=== Trecho do texto ===

Manoel Pastana *
Na manhã do dia 6 de junho de 1978, o agente penitenciário Antonio Santoro dirigia-se a pé, de sua casa para o trabalho (penitenciária de Udine, Itália). No caminho, um assassino frio e covarde, com barba e bigode postiços, e uma mulher, que usava peruca, fingiam namorar em uma esquina. Quando Santoro passou pelo casal disfarçado, o criminoso o atacou pelas costas com dois tiros de pistola à queima-roupa. A vítima não teve chance de defesa e tombou morta. O nome do assassino: Cesare Battisti. Ele e sua cúmplice fugiram em um carro no qual se encontravam dois comparsas que davam cobertura.
As histórias dos quatro homicídios pelos quais Battisti foi condenado são muito parecidas. No cômputo das mortes, nenhuma autoridade. Parece que o criminoso era covarde demais e não tinha coragem de atacar autoridades. As outras vítimas foram: Lino Sabbadin, açougueiro; Pierluig Torregiani, joalheiro, morto numa emboscada quando caminhava ao lado de dois filhos menores, sendo que um deles foi alvejado, ficou paralítico e até hoje usa cadeira de rodas. A última vítima de Battisti foi Andrea Campagna, policial executado ao lado do futuro sogro, no dia 19 de abril de 1979, às 14hs, quando retornava do almoço com a namorada, o que fazia todos os dias.

===

#### Ações necessárias
A) Por favor, transcreva do texto sobre os homicídios de Cesare Battisti tudo o que vai de "As histórias dos" até "todos os dias.".
B) Segundo o texto sobre os homicídios de Cesare Battisti, em que cidade italiana ficava a penitenciária onde Antonio Santoro trabalhava?
C) Escreva a continuação do texto sobre os homicídios de Cesare Battisti a partir do ponto em que ele termina.

=== Registros fornecidos ===

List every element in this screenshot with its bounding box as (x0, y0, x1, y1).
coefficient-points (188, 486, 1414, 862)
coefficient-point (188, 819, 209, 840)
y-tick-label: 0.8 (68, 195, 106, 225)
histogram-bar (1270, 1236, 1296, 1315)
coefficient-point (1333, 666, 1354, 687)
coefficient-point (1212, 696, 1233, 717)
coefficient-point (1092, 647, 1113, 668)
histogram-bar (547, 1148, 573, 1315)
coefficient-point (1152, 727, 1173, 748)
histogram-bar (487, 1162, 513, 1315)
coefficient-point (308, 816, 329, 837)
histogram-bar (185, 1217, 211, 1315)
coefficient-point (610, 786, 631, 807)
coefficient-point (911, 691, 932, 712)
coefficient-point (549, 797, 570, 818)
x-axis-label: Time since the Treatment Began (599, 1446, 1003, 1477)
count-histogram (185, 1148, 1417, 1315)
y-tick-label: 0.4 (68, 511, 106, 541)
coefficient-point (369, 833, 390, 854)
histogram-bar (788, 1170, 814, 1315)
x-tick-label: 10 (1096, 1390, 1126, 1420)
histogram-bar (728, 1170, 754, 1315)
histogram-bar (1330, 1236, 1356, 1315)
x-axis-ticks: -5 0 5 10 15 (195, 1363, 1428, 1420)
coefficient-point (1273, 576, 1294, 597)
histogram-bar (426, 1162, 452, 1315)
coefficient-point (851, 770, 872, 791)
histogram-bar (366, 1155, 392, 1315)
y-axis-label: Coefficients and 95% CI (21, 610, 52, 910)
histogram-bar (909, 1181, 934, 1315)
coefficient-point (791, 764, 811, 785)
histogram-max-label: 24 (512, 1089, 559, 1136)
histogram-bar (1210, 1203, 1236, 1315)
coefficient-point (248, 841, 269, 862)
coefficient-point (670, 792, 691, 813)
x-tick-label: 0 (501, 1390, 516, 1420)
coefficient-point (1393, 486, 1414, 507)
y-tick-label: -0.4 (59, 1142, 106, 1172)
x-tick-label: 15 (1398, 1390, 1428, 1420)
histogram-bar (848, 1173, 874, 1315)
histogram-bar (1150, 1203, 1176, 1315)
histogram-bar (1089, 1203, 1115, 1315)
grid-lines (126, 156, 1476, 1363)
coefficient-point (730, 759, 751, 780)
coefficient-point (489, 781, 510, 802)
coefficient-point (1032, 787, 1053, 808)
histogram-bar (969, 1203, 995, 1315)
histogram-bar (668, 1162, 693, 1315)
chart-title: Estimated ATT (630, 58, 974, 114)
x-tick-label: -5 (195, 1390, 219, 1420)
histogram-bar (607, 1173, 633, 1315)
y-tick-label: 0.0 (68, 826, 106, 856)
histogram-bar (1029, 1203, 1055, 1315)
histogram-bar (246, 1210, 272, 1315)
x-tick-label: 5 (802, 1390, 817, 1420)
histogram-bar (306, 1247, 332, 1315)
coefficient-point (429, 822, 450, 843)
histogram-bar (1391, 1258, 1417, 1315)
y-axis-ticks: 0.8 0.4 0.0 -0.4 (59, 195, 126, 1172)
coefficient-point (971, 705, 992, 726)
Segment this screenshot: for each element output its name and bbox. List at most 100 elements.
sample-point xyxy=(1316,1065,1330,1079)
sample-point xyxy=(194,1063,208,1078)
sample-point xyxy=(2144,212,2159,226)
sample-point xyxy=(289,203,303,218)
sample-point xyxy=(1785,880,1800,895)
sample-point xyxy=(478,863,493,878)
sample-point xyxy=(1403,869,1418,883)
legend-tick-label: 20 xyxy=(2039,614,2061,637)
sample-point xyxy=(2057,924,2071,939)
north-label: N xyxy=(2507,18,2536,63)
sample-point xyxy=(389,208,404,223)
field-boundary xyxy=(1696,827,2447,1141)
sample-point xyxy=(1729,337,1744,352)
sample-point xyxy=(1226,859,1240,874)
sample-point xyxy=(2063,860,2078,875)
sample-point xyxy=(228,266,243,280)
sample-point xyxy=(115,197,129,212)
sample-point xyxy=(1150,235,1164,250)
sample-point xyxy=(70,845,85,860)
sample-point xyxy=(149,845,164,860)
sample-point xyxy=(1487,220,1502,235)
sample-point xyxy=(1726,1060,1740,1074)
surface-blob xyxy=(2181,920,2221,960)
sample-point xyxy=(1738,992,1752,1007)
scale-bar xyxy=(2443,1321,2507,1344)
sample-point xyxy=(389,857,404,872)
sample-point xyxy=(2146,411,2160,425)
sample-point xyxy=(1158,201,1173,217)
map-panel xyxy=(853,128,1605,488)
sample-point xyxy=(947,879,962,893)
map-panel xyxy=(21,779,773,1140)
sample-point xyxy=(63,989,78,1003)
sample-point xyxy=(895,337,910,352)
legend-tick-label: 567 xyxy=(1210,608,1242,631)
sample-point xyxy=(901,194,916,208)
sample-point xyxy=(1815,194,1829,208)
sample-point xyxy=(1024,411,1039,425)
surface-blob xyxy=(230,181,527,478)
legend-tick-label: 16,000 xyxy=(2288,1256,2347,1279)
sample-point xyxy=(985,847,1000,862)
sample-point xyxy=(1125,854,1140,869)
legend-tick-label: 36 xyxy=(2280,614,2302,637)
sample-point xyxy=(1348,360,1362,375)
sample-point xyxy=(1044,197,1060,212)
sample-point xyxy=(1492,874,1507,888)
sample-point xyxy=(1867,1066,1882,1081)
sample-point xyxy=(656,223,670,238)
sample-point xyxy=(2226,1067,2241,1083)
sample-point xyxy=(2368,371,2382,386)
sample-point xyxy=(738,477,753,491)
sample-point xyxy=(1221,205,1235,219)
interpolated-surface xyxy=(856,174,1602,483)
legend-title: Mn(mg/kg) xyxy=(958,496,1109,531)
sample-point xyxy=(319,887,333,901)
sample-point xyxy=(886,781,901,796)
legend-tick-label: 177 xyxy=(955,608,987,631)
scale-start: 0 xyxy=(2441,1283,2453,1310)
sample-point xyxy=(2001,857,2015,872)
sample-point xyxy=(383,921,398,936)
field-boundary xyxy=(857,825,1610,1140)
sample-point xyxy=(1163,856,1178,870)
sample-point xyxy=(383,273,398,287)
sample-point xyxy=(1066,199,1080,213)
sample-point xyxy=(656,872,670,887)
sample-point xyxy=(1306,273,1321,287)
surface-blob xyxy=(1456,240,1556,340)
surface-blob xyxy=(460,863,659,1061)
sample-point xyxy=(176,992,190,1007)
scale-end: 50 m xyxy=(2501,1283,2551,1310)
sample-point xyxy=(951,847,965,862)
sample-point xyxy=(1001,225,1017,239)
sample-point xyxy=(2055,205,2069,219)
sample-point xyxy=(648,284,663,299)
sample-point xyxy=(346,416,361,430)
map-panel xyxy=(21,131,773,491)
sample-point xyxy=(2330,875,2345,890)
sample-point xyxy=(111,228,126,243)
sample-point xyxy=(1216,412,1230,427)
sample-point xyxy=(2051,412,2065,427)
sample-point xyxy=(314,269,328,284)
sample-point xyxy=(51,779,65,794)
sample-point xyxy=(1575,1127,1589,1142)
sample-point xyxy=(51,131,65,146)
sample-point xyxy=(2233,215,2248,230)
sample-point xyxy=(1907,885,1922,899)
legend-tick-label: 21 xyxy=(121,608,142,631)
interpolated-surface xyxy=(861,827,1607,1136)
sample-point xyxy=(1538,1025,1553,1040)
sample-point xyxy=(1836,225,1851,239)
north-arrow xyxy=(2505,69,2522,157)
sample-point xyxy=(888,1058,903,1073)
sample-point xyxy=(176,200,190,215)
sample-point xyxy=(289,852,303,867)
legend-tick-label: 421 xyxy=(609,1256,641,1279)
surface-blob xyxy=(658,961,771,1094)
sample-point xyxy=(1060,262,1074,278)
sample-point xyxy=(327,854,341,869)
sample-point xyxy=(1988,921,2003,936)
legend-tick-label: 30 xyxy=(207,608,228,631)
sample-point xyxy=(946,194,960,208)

===

#### Resultados finais
A)
As histórias dos quatro homicídios pelos quais Battisti foi condenado são muito parecidas. No cômputo das mortes, nenhuma autoridade. Parece que o criminoso era covarde demais e não tinha coragem de atacar autoridades. As outras vítimas foram: Lino Sabbadin, açougueiro; Pierluig Torregiani, joalheiro, morto numa emboscada quando caminhava ao lado de dois filhos menores, sendo que um deles foi alvejado, ficou paralítico e até hoje usa cadeira de rodas. A última vítima de Battisti foi Andrea Campagna, policial executado ao lado do futuro sogro, no dia 19 de abril de 1979, às 14hs, quando retornava do almoço com a namorada, o que fazia todos os dias.

B) Udine.

C)
Na Itália, embora o suspeito possa exercer a defesa ainda na fase de investigação, uma vez que lá existe o juiz de instrução, que não é o mesmo que julga (o que facilita a defesa), Battisti preferiu fugir a se defender, certamente sabedor de que o sistema de investigação italiano, um dos melhores do mundo, iria descobrir os seus crimes. Fugindo, teria a desculpa de que foi julgado à revelia, tese falaciosa que usa até hoje para esquivar-se da responsabilidade pelos terríveis crimes praticados.
Após perambular foragido por diversos lugares do mundo, Battisti foi morar na França. Quando a França autorizou a extradição, ele fugiu para o Brasil (por que escolheu justamente o Brasil?). Aqui, Battisti pediu refúgio. O Comitê Nacional para os Refugiados (CONARE) negou o benefício, mas o então ministro da Justiça e hoje governador do Rio Grande do Sul, Tarso Genro, alegando se tratar de crime político, contrariou o que dispõe a Lei 9.474/97, e concedeu refúgio ao condenado italiano.
O Supremo Tribunal Federal (STF) anulou o refúgio, asseverando: 1) que não se tratou de crime político; 2) que a Justiça Italiana respeitou os direitos do acusado; e 3) que a condenação foi por crime comum (quatro homicídios qualificados). Após concluir pela regularidade do processo condenatório, que fundamentou o pedido de extradição, a Suprema Corte autorizou-a; porém, deixou ao Presidente da República a última palavra. O ex-presidente Lula, no último dia do mandato, negou a extradição. O governo italiano apresentou reclamação, mas o STF não a conheceu (não julgou o mérito), e soltou o criminoso italiano.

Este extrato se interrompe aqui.